- **Records provided**:
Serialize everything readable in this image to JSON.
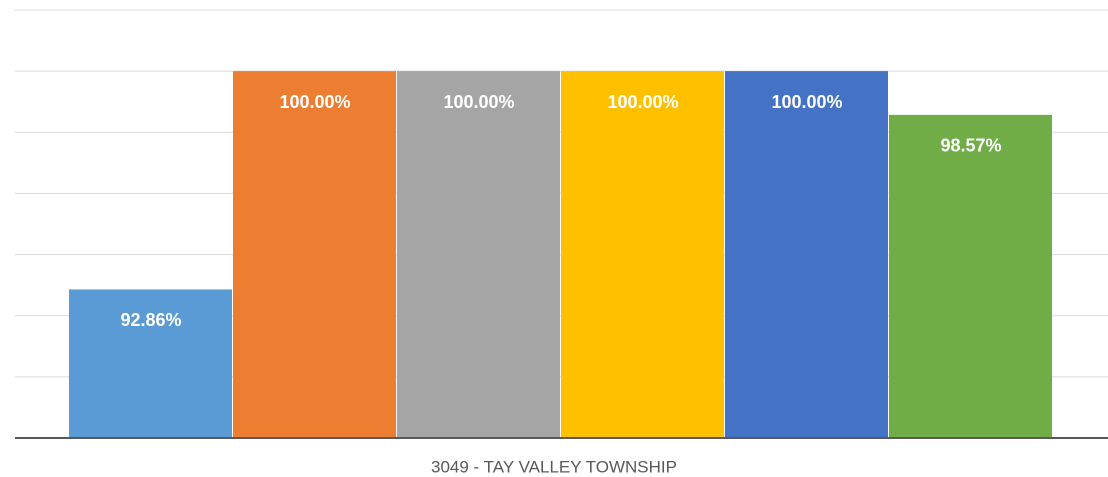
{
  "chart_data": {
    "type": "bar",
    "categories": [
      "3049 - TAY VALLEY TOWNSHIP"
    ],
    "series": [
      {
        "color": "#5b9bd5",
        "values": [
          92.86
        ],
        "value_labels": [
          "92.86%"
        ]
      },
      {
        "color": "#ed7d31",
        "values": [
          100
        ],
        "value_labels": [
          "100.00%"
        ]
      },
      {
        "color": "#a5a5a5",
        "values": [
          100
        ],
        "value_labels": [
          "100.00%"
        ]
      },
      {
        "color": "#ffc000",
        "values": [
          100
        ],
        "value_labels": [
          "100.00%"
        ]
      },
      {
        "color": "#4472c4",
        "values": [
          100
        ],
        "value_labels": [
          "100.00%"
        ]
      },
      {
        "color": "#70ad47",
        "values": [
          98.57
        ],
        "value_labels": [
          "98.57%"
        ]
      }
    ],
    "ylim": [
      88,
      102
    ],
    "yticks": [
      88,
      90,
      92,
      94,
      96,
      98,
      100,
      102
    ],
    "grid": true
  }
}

---

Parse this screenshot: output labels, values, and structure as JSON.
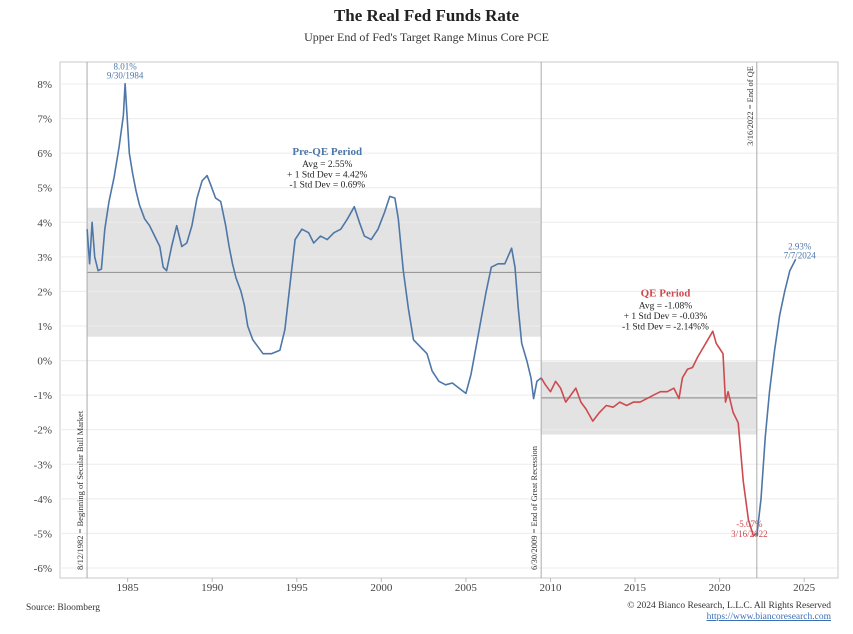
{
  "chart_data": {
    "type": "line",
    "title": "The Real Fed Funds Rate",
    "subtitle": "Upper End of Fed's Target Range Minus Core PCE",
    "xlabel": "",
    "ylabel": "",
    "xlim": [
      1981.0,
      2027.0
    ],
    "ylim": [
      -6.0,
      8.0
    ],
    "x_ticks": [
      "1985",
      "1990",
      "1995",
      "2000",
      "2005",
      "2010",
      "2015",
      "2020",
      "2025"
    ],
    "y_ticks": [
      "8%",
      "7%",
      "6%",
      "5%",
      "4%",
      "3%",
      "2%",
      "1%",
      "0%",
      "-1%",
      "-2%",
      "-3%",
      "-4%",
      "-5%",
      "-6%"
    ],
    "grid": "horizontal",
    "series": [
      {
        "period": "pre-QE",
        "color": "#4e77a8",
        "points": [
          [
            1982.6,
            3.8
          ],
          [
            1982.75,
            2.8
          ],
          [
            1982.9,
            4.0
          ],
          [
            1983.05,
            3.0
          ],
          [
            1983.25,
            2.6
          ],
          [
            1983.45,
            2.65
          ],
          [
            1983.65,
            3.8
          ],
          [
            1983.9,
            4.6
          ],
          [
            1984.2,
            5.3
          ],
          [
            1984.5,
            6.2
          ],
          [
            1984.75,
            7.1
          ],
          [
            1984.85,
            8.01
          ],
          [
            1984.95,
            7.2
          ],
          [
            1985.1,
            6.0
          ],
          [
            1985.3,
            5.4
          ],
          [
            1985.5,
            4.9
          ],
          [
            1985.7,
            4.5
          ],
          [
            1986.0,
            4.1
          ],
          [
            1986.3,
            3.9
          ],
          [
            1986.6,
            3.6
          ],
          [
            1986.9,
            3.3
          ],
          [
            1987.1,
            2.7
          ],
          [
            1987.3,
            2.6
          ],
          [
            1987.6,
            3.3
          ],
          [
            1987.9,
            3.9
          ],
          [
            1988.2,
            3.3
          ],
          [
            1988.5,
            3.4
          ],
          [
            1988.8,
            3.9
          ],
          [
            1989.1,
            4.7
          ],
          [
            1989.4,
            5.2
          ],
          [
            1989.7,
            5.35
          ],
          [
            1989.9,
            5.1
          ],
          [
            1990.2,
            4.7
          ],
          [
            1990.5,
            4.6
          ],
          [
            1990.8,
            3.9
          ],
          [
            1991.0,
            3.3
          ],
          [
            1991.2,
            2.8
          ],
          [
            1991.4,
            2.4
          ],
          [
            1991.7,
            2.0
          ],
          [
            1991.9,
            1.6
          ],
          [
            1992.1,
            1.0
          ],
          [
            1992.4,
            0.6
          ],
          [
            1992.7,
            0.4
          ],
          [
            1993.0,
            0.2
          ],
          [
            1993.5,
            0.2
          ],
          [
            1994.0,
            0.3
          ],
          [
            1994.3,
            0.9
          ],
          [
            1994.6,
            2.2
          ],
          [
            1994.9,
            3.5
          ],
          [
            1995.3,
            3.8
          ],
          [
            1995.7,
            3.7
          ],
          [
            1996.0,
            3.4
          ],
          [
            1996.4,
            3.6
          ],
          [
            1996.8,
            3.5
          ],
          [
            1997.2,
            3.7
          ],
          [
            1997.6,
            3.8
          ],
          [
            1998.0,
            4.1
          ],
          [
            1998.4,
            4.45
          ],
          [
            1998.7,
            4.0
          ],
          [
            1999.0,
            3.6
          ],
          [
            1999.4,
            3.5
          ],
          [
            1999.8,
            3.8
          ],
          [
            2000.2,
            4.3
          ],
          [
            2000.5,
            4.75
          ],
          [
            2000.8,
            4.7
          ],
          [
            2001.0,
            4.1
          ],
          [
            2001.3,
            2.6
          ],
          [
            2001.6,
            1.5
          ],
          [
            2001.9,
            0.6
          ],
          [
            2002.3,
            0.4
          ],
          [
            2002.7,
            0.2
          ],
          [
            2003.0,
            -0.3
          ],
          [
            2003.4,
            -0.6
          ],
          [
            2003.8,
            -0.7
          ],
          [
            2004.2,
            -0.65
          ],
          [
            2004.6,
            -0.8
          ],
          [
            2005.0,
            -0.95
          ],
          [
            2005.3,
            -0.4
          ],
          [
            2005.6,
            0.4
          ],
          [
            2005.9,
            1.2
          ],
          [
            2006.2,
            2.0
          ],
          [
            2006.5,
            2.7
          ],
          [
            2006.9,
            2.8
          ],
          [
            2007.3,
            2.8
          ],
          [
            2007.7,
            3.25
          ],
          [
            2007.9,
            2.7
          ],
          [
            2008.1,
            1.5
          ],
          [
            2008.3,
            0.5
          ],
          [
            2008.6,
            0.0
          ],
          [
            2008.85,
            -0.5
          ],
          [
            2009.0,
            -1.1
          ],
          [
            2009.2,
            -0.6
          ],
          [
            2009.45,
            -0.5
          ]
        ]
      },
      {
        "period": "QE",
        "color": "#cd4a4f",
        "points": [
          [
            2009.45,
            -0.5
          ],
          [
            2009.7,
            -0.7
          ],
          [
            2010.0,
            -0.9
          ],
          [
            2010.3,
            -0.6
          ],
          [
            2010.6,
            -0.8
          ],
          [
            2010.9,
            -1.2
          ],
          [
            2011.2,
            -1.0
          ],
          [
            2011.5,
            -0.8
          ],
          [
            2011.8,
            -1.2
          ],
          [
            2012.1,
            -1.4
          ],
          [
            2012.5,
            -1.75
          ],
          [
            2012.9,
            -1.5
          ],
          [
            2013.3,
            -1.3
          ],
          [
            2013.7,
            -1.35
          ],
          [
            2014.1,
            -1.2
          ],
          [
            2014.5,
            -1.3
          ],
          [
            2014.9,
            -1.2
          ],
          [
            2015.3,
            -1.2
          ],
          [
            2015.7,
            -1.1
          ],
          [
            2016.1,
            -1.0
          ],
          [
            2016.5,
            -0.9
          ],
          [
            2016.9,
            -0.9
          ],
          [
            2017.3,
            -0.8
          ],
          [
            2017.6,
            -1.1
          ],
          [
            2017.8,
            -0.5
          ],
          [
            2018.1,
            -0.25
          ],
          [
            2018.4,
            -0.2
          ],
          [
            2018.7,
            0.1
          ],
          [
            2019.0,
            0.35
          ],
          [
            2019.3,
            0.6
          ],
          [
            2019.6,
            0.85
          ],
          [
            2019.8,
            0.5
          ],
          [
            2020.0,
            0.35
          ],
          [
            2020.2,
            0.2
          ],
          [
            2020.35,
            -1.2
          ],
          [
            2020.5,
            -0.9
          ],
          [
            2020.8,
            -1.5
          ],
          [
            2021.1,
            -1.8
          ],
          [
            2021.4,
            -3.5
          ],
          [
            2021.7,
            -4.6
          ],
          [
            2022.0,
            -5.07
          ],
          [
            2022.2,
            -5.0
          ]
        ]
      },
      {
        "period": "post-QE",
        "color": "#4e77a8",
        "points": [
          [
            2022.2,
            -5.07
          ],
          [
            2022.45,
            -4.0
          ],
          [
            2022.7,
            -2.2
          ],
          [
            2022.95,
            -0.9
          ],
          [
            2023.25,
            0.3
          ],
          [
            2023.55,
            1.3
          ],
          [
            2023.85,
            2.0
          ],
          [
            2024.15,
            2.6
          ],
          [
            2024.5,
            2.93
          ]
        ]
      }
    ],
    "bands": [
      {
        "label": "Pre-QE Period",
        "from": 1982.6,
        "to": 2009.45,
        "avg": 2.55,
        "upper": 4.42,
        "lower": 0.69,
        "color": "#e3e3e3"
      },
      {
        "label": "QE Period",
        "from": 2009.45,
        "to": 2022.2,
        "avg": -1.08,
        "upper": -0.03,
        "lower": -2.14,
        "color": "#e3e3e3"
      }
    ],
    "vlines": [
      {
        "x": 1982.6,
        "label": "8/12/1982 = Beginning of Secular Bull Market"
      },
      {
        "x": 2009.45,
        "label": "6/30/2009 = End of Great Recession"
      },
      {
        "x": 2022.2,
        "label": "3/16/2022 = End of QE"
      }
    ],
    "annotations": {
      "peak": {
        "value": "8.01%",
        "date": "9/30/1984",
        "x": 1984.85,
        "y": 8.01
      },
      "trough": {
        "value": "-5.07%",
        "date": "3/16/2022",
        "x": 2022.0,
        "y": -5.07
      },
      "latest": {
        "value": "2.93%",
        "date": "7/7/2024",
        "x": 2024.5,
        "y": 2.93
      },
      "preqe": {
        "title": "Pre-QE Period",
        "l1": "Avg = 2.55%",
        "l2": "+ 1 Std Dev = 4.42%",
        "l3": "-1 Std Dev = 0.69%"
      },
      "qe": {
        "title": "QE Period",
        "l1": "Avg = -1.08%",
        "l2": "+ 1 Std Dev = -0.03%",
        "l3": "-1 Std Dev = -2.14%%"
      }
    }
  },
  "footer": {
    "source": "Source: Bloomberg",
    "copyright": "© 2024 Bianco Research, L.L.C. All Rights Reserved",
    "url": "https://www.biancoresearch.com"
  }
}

- **Directive**: Among the lines of the data, identify those with the word "date". Copy each of them.

- **Written answer**:
        "date": "9/30/1984",
        "date": "3/16/2022",
        "date": "7/7/2024",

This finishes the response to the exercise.